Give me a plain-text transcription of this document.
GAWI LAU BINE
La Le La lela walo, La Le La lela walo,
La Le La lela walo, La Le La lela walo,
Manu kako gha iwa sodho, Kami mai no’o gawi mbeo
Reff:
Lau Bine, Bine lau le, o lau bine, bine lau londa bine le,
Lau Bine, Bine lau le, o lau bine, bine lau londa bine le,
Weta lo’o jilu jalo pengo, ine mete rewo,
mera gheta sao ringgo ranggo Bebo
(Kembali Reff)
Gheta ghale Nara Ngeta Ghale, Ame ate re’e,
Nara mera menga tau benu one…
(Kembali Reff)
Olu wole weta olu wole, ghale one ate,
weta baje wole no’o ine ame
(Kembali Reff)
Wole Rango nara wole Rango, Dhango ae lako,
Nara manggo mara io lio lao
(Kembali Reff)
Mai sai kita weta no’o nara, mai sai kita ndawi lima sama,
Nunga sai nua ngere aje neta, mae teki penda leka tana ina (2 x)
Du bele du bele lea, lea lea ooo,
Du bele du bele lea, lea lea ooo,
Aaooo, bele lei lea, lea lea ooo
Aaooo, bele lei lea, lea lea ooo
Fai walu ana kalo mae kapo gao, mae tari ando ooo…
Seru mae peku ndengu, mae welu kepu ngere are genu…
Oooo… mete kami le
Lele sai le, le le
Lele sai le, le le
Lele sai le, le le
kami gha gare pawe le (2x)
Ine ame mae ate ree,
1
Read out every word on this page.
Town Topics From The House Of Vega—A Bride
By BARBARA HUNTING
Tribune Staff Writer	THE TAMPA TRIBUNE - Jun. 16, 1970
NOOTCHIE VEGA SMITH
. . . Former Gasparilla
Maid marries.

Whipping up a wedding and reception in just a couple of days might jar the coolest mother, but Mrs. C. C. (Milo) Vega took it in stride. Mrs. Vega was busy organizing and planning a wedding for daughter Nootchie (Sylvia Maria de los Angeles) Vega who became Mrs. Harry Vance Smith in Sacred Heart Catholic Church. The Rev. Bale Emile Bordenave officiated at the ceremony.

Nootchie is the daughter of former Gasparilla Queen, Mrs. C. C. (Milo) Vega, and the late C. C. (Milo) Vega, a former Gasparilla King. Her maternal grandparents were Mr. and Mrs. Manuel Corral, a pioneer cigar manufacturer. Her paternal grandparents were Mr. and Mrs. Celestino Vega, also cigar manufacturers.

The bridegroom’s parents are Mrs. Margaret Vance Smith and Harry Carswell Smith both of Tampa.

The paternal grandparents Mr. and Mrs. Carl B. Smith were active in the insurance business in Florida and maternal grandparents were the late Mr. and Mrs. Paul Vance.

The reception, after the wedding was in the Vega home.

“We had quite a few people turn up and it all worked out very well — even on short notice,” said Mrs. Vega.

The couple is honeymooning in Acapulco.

☆ ☆ ☆

## SHORT PROBLEM:
Lines in the records that hold the word "this" are to be counted; give only the total.

## EXERCISE RESULT:
2